▸ **The problem**
Among the entries below, count the lines that contain the word "name". Write down only the total.

▸ **Data section**
****************************************
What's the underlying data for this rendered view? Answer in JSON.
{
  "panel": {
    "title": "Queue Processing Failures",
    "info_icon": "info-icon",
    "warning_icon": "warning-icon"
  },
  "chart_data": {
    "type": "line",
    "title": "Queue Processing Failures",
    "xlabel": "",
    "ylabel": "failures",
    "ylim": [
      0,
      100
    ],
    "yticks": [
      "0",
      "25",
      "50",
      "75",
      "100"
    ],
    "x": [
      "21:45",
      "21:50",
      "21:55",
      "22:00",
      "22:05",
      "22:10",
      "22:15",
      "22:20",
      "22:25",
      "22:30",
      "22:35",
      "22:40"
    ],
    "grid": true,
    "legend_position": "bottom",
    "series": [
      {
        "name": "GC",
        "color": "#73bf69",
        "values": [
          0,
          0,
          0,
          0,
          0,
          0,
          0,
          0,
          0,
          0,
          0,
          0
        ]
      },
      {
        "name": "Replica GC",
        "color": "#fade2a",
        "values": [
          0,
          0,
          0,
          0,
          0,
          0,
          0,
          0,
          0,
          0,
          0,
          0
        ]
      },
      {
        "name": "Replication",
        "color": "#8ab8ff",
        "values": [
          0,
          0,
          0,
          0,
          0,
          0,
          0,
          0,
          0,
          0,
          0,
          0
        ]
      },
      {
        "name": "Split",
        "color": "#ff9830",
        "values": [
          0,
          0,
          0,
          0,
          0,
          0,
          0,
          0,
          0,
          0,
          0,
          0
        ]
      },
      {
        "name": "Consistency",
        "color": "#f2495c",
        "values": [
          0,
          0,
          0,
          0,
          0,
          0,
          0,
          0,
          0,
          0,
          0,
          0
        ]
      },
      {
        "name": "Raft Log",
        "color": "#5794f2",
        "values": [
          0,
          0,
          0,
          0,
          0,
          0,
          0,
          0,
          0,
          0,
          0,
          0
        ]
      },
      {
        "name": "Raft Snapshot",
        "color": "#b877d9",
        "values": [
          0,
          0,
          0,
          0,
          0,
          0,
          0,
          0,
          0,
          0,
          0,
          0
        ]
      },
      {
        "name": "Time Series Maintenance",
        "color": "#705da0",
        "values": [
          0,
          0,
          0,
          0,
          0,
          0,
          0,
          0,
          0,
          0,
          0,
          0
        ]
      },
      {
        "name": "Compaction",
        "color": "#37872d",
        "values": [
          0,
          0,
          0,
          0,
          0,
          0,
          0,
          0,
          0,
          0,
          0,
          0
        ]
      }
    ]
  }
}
****************************************
▸ **Task output**
9